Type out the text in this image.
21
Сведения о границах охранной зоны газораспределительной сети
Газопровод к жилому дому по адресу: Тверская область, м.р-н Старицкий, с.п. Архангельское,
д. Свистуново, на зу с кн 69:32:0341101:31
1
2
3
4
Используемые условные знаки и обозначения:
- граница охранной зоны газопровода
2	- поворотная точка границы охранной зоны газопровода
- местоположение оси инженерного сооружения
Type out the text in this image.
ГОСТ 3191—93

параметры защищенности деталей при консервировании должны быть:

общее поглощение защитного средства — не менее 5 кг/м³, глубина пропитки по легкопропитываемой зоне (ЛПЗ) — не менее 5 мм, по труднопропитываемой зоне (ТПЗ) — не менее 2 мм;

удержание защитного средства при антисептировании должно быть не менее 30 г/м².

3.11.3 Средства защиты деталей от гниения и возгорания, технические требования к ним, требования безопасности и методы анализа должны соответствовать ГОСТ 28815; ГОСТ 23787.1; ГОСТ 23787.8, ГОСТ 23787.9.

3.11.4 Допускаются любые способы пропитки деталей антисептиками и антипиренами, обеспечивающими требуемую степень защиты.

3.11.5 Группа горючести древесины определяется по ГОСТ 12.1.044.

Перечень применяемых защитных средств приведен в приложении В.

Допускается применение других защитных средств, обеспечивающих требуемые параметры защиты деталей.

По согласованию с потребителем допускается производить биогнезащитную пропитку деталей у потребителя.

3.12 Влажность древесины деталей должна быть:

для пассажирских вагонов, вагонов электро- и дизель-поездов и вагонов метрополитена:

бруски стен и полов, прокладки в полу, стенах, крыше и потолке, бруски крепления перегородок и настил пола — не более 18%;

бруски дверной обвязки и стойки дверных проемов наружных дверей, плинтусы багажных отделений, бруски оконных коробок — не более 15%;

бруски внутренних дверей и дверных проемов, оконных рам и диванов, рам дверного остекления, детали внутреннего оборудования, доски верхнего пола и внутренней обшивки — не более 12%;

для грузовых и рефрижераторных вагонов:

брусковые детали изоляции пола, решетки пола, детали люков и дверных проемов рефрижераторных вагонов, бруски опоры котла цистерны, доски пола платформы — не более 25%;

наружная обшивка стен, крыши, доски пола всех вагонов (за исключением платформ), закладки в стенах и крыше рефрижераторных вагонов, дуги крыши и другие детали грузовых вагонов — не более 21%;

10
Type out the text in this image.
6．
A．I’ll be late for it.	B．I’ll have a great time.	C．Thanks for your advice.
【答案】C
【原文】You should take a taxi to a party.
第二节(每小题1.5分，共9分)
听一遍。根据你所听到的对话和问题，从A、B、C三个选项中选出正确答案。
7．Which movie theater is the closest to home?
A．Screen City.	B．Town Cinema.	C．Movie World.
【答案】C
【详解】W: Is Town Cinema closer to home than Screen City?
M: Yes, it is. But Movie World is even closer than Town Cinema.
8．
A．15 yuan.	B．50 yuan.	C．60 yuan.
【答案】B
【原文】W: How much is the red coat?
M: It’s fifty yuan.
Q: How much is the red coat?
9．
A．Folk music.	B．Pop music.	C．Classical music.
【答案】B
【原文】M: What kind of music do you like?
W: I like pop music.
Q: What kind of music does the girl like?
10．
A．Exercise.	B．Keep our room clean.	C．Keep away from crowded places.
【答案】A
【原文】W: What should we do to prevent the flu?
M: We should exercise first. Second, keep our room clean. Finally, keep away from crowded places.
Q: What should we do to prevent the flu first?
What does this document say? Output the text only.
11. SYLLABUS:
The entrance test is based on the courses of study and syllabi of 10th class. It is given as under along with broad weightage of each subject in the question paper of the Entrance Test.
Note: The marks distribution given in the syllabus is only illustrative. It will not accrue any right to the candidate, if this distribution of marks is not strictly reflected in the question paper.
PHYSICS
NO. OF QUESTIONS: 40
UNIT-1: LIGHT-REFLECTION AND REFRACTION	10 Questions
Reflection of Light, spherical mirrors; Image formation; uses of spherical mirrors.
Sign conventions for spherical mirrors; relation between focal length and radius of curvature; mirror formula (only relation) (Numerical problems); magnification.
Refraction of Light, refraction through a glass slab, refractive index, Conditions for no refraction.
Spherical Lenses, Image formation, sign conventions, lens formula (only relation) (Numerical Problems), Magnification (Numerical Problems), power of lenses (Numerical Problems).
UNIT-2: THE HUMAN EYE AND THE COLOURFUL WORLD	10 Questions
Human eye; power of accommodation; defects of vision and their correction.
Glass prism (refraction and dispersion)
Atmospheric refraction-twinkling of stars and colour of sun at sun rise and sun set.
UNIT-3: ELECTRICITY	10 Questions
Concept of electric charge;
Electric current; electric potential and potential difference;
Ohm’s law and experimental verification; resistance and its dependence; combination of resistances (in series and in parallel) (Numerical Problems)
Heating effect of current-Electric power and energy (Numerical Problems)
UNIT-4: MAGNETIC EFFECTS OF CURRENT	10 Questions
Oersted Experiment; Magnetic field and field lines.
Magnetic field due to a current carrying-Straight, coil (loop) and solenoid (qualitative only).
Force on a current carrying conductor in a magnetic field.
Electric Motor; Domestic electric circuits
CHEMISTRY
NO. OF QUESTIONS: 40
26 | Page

▬▬▬▬▬▬

## WHAT THE EXERCISE ASKS:
List each line of the entries that holds the string "грузовых".

## FINISHED TASK:
для грузовых и рефрижераторных вагонов:
наружная обшивка стен, крыши, доски пола всех вагонов (за исключением платформ), закладки в стенах и крыше рефрижераторных вагонов, дуги крыши и другие детали грузовых вагонов — не более 21%;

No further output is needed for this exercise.